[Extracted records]

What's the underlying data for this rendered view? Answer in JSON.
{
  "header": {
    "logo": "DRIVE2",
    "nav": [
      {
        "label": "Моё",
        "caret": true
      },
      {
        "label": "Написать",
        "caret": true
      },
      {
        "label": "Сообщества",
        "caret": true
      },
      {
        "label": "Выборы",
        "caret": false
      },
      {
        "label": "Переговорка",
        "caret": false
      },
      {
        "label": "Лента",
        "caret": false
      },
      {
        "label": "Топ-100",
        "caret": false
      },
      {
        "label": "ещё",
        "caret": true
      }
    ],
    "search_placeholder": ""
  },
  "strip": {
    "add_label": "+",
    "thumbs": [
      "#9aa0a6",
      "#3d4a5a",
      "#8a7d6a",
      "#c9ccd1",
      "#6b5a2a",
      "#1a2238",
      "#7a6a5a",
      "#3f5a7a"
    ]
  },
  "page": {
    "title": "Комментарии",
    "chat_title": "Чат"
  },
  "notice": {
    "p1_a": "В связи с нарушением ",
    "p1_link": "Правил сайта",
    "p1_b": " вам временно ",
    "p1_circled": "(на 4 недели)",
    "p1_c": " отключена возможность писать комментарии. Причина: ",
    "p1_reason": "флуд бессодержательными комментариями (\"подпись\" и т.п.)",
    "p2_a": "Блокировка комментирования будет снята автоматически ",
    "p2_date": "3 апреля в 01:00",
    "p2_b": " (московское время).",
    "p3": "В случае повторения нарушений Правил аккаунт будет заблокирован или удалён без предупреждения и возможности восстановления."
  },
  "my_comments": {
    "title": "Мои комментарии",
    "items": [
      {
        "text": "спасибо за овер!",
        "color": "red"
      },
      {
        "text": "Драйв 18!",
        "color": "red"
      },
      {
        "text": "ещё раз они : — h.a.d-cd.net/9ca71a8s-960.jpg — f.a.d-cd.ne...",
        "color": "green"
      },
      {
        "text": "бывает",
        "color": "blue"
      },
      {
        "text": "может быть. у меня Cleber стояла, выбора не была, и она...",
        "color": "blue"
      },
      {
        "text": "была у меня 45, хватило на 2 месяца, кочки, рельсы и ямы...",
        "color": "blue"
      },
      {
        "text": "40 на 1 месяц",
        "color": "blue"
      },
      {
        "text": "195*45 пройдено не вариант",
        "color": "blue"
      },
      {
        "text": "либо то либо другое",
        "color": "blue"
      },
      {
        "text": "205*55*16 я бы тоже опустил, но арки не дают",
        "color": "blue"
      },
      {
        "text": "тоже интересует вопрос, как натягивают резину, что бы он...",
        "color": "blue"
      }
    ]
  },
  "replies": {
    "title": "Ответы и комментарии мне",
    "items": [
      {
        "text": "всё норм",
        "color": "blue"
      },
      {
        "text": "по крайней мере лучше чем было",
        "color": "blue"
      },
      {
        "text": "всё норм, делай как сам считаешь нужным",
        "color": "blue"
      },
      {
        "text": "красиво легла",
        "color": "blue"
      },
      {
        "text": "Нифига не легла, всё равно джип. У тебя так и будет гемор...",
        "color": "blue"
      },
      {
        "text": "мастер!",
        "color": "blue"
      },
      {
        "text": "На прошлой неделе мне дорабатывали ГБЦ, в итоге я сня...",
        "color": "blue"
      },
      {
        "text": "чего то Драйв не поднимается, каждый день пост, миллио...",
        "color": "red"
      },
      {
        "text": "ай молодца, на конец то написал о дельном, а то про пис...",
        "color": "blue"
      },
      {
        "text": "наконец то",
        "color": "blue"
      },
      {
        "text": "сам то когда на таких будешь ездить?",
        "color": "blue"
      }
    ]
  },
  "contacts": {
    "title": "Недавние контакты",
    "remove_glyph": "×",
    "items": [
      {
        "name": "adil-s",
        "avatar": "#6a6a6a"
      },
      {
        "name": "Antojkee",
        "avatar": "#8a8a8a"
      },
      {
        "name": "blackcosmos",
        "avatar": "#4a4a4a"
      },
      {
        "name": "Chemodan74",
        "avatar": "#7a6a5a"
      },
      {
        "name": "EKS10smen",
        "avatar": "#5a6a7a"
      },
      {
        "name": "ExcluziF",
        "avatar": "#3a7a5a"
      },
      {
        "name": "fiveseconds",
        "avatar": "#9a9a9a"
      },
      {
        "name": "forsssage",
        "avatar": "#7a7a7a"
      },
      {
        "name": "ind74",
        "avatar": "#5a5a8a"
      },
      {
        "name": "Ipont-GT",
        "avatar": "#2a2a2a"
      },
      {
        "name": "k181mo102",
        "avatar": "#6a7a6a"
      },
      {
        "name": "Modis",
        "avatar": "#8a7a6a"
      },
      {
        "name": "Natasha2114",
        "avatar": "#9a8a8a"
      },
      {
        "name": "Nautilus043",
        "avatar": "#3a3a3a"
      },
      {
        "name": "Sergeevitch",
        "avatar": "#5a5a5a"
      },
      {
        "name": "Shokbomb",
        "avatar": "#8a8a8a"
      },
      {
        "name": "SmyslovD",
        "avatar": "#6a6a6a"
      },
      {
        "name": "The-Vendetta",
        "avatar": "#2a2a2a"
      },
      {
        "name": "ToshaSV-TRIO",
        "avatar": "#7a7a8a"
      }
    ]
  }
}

Goal of the exercise: Write out every entry exactly as given.

Full solution:
What's the underlying data for this rendered view? Answer in JSON.
{
  "header": {
    "logo": "DRIVE2",
    "nav": [
      {
        "label": "Моё",
        "caret": true
      },
      {
        "label": "Написать",
        "caret": true
      },
      {
        "label": "Сообщества",
        "caret": true
      },
      {
        "label": "Выборы",
        "caret": false
      },
      {
        "label": "Переговорка",
        "caret": false
      },
      {
        "label": "Лента",
        "caret": false
      },
      {
        "label": "Топ-100",
        "caret": false
      },
      {
        "label": "ещё",
        "caret": true
      }
    ],
    "search_placeholder": ""
  },
  "strip": {
    "add_label": "+",
    "thumbs": [
      "#9aa0a6",
      "#3d4a5a",
      "#8a7d6a",
      "#c9ccd1",
      "#6b5a2a",
      "#1a2238",
      "#7a6a5a",
      "#3f5a7a"
    ]
  },
  "page": {
    "title": "Комментарии",
    "chat_title": "Чат"
  },
  "notice": {
    "p1_a": "В связи с нарушением ",
    "p1_link": "Правил сайта",
    "p1_b": " вам временно ",
    "p1_circled": "(на 4 недели)",
    "p1_c": " отключена возможность писать комментарии. Причина: ",
    "p1_reason": "флуд бессодержательными комментариями (\"подпись\" и т.п.)",
    "p2_a": "Блокировка комментирования будет снята автоматически ",
    "p2_date": "3 апреля в 01:00",
    "p2_b": " (московское время).",
    "p3": "В случае повторения нарушений Правил аккаунт будет заблокирован или удалён без предупреждения и возможности восстановления."
  },
  "my_comments": {
    "title": "Мои комментарии",
    "items": [
      {
        "text": "спасибо за овер!",
        "color": "red"
      },
      {
        "text": "Драйв 18!",
        "color": "red"
      },
      {
        "text": "ещё раз они : — h.a.d-cd.net/9ca71a8s-960.jpg — f.a.d-cd.ne...",
        "color": "green"
      },
      {
        "text": "бывает",
        "color": "blue"
      },
      {
        "text": "может быть. у меня Cleber стояла, выбора не была, и она...",
        "color": "blue"
      },
      {
        "text": "была у меня 45, хватило на 2 месяца, кочки, рельсы и ямы...",
        "color": "blue"
      },
      {
        "text": "40 на 1 месяц",
        "color": "blue"
      },
      {
        "text": "195*45 пройдено не вариант",
        "color": "blue"
      },
      {
        "text": "либо то либо другое",
        "color": "blue"
      },
      {
        "text": "205*55*16 я бы тоже опустил, но арки не дают",
        "color": "blue"
      },
      {
        "text": "тоже интересует вопрос, как натягивают резину, что бы он...",
        "color": "blue"
      }
    ]
  },
  "replies": {
    "title": "Ответы и комментарии мне",
    "items": [
      {
        "text": "всё норм",
        "color": "blue"
      },
      {
        "text": "по крайней мере лучше чем было",
        "color": "blue"
      },
      {
        "text": "всё норм, делай как сам считаешь нужным",
        "color": "blue"
      },
      {
        "text": "красиво легла",
        "color": "blue"
      },
      {
        "text": "Нифига не легла, всё равно джип. У тебя так и будет гемор...",
        "color": "blue"
      },
      {
        "text": "мастер!",
        "color": "blue"
      },
      {
        "text": "На прошлой неделе мне дорабатывали ГБЦ, в итоге я сня...",
        "color": "blue"
      },
      {
        "text": "чего то Драйв не поднимается, каждый день пост, миллио...",
        "color": "red"
      },
      {
        "text": "ай молодца, на конец то написал о дельном, а то про пис...",
        "color": "blue"
      },
      {
        "text": "наконец то",
        "color": "blue"
      },
      {
        "text": "сам то когда на таких будешь ездить?",
        "color": "blue"
      }
    ]
  },
  "contacts": {
    "title": "Недавние контакты",
    "remove_glyph": "×",
    "items": [
      {
        "name": "adil-s",
        "avatar": "#6a6a6a"
      },
      {
        "name": "Antojkee",
        "avatar": "#8a8a8a"
      },
      {
        "name": "blackcosmos",
        "avatar": "#4a4a4a"
      },
      {
        "name": "Chemodan74",
        "avatar": "#7a6a5a"
      },
      {
        "name": "EKS10smen",
        "avatar": "#5a6a7a"
      },
      {
        "name": "ExcluziF",
        "avatar": "#3a7a5a"
      },
      {
        "name": "fiveseconds",
        "avatar": "#9a9a9a"
      },
      {
        "name": "forsssage",
        "avatar": "#7a7a7a"
      },
      {
        "name": "ind74",
        "avatar": "#5a5a8a"
      },
      {
        "name": "Ipont-GT",
        "avatar": "#2a2a2a"
      },
      {
        "name": "k181mo102",
        "avatar": "#6a7a6a"
      },
      {
        "name": "Modis",
        "avatar": "#8a7a6a"
      },
      {
        "name": "Natasha2114",
        "avatar": "#9a8a8a"
      },
      {
        "name": "Nautilus043",
        "avatar": "#3a3a3a"
      },
      {
        "name": "Sergeevitch",
        "avatar": "#5a5a5a"
      },
      {
        "name": "Shokbomb",
        "avatar": "#8a8a8a"
      },
      {
        "name": "SmyslovD",
        "avatar": "#6a6a6a"
      },
      {
        "name": "The-Vendetta",
        "avatar": "#2a2a2a"
      },
      {
        "name": "ToshaSV-TRIO",
        "avatar": "#7a7a8a"
      }
    ]
  }
}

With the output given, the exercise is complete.